● WRITTEN TASK: Show each line that has the string "Kick" in it.

..........

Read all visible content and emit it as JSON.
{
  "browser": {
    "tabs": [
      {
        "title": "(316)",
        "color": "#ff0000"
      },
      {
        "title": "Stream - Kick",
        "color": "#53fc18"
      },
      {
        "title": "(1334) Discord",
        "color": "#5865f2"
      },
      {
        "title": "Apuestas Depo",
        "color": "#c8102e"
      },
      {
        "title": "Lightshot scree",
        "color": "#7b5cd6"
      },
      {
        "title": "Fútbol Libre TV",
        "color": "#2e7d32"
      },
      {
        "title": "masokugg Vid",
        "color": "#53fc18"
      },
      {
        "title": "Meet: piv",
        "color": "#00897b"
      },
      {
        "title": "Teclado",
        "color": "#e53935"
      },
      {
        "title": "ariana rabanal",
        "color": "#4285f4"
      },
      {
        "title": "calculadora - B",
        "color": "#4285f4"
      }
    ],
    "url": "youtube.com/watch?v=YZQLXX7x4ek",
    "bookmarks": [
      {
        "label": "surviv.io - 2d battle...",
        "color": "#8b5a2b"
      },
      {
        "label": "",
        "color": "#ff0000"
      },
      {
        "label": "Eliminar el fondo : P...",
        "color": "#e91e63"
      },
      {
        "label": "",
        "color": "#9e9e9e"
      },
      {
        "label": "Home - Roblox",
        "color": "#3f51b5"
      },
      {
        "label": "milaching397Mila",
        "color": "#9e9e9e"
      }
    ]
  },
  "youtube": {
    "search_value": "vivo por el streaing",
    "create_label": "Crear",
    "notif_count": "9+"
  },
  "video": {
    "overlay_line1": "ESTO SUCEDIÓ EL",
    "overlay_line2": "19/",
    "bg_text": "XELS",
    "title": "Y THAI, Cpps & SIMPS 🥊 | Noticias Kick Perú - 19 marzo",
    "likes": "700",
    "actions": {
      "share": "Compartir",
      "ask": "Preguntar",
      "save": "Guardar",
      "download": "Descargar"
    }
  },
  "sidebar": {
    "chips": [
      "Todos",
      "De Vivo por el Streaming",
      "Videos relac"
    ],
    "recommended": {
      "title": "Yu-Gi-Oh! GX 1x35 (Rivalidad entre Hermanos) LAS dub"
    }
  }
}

..........

● SOLUTION TO THE EXERCISE:
        "title": "Stream - Kick",
    "title": "Y THAI, Cpps & SIMPS 🥊 | Noticias Kick Perú - 19 marzo",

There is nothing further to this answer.